--- begin Record extracts ---

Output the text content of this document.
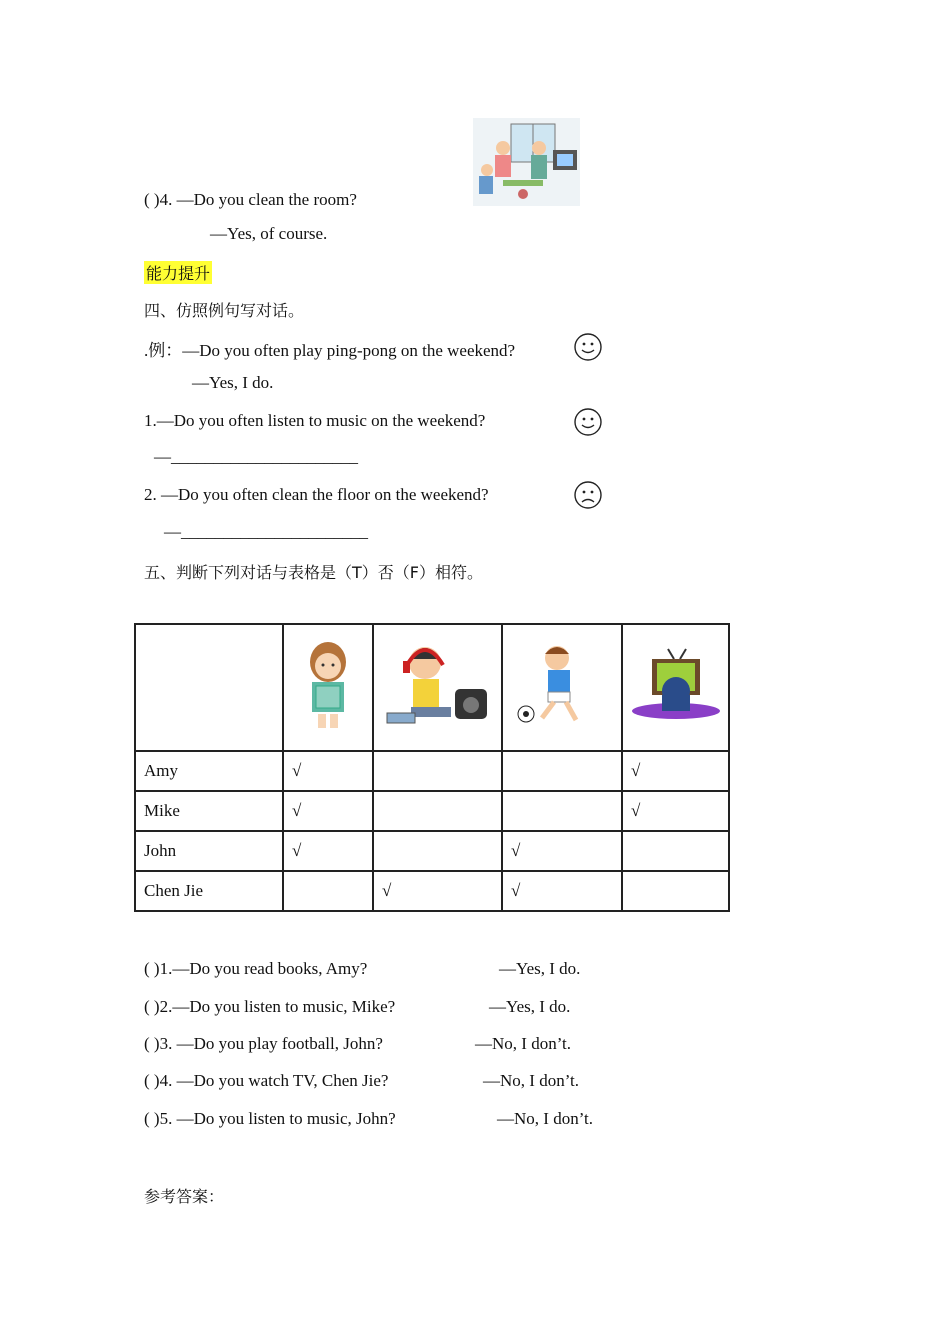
( )4. —Do you clean the room?
—Yes, of course.
能力提升
四、仿照例句写对话。
.例：—Do you often play ping-pong on the weekend?
—Yes, I do.
1.—Do you often listen to music on the weekend?
—______________________
2. —Do you often clean the floor on the weekend?
—______________________
五、判断下列对话与表格是（T）否（F）相符。

Amy	√			√
Mike	√			√
John	√		√	
Chen Jie		√	√	
( )1.—Do you read books, Amy?	—Yes, I do.
( )2.—Do you listen to music, Mike?	—Yes, I do.
( )3. —Do you play football, John?	—No, I don’t.
( )4. —Do you watch TV, Chen Jie?	—No, I don’t.
( )5. —Do you listen to music, John?	—No, I don’t.
参考答案：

--- end Record extracts ---

§ Challenge: Write every entry out again exactly, dropping the pictures.

§ Final result:
Output the text content of this document.
( )4. —Do you clean the room?
—Yes, of course.
能力提升
四、仿照例句写对话。
.例：—Do you often play ping-pong on the weekend?
—Yes, I do.
1.—Do you often listen to music on the weekend?
—______________________
2. —Do you often clean the floor on the weekend?
—______________________
五、判断下列对话与表格是（T）否（F）相符。

Amy	√			√
Mike	√			√
John	√		√	
Chen Jie		√	√	
( )1.—Do you read books, Amy?	—Yes, I do.
( )2.—Do you listen to music, Mike?	—Yes, I do.
( )3. —Do you play football, John?	—No, I don’t.
( )4. —Do you watch TV, Chen Jie?	—No, I don’t.
( )5. —Do you listen to music, John?	—No, I don’t.
参考答案：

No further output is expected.